Reading text:
2. The system of claim 1 wherein the system includes an a priori database connected to said means for track fusion, said means for threat typing, said means for threat prioritization, and said means for CM response management.
3. The system of claim 2 wherein the system includes a visual display for crew interface connected to said means for track fusion, means for CM response management and the database.
4. The system of claim 1 wherein the system includes a sensor suite connected to said means for track fusion.
5. The system of claim 4 wherein the sensor suite includes an infrared warning means.
6. The system of claim 4 wherein the sensor suite includes a laser warning means.
7. The system of claim 4 wherein the sensor suite includes a radar warning means.
8. The system of claim 4 wherein the sensor suite includes an acoustic warning means.
9. The system of claim 4 wherein the system includes a countermeasures suite connected to said means for CM response management and CM effectiveness assessment.
10. The system of claim 9 wherein the countermeasures suite includes an anti-tank guided missile (ATGM) jamming means.
11. The system of claim 9 wherein the countermeasures suite includes a laser decoy means.
12. The system of claim 9 wherein the countermeasures suite includes a fire control jamming means.
13. The system of claim 9 wherein the countermeasures suite includes an AP launcher.
14. The system of claim 9 wherein the countermeasures suite includes a smoke generator.
Description
CROSS REFERENCE TO RELATED APPLICATION

This application claims rights under Provisional U.S. Application Ser. No. 60/413,793 filed Sep. 26, 2002.

STATEMENT OF GOVERNMENT INTEREST

The Government of the United States may have rights in this application as a result of work done on the invention described herein under one or more of the following contract numbers with the Department of the Army: DAAE07-95-C-R043, DAAE07-97-C-X073, DAAE07-97-C-X100, DAAE30-95-C-0009, and DAAE07-02-C-L012.

BACKGROUND OF THE INVENTION

1. Field of the Invention

The present invention relates to countermeasures (CM) and more particularly to decision making with respect to CM.

2. Brief Description of Prior Developments

Ground combat vehicles such as tanks, howitzers and other artillery and reconnaissance vehicle typically have a proliferation of highly lethal, multispectral guidance approaches that may easily overwhelm the vehicle's capability to withstand hits from extremely lethal rounds such as the laser-designated guided Hellfire ATGM anti-tank guided missile. The critical need for rapid, accurate threat detection, identification, range estimates for TTG (time-to-go) estimation and applicable/timely countermeasure deployment for threat prioritization, avoidance. Targeting in this environment also requires total incorporation of the onboard and offboard resources in a reliable manner that interacts well with the vehicle commander. A need exists for a means to meet these advanced threats.

Dataset entries:
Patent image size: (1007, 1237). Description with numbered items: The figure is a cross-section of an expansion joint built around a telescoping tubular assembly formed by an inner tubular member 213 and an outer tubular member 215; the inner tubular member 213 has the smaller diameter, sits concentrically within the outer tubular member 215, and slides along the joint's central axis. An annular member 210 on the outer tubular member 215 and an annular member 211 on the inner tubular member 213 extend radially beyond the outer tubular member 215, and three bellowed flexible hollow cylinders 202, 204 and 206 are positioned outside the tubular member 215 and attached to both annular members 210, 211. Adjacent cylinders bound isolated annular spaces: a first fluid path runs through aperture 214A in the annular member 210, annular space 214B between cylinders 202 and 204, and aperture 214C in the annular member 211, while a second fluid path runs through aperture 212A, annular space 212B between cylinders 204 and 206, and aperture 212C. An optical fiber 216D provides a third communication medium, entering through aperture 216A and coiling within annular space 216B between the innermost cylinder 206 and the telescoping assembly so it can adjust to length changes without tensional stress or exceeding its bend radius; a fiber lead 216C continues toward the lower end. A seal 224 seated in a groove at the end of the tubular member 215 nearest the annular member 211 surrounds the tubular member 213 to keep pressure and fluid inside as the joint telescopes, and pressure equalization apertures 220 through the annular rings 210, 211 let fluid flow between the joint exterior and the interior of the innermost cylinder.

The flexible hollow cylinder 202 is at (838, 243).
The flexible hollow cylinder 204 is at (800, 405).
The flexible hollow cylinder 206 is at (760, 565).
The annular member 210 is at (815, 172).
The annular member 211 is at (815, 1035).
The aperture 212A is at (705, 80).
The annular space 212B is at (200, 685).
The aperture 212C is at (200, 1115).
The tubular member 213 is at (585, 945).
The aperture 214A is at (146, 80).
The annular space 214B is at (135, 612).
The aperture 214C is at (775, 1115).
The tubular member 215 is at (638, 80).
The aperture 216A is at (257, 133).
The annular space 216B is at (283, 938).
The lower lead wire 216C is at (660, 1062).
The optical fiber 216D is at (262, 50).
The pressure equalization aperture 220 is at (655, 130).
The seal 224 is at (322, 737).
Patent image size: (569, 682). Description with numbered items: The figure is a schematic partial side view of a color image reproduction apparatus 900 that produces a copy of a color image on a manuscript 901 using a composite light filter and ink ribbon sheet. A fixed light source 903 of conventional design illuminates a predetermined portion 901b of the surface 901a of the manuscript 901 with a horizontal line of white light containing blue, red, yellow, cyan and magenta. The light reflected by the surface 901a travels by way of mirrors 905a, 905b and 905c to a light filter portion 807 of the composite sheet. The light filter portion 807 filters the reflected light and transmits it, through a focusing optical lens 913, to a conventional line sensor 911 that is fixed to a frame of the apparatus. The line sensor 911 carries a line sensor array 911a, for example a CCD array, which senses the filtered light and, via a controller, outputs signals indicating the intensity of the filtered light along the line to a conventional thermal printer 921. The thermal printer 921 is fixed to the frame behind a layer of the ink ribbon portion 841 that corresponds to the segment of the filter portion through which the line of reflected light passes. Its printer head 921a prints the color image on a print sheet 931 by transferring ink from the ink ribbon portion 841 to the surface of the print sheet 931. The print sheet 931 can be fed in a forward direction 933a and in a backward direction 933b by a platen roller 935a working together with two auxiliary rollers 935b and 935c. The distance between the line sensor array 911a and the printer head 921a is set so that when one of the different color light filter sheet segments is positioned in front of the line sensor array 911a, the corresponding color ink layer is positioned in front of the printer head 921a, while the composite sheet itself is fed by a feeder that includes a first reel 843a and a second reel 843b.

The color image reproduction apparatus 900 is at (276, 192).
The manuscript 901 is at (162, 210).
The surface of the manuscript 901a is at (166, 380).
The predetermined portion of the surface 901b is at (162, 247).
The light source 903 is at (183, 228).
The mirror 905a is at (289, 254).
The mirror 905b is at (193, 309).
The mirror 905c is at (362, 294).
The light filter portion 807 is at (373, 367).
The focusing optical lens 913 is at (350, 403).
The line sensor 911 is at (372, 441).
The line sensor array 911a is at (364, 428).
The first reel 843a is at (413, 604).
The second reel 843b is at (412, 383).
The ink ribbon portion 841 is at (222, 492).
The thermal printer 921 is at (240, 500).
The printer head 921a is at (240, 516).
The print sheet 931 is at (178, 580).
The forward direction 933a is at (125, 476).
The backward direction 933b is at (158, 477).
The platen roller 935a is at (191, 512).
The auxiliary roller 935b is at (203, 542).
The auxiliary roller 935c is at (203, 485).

Exercises:
• a. List every type of warning means that the patent text says the sensor suite may include.
• b. Reproduce the patent text starting at "12. The system" and ending at "a smoke generator.", switching "smoke generator" to "flare dispenser".

Answers given:
• a.
- Infrared warning means
- Laser warning means
- Radar warning means
- Acoustic warning means

• b.
12. The system of claim 9 wherein the countermeasures suite includes a fire control jamming means.
13. The system of claim 9 wherein the countermeasures suite includes an AP launcher.
14. The system of claim 9 wherein the countermeasures suite includes a flare dispenser.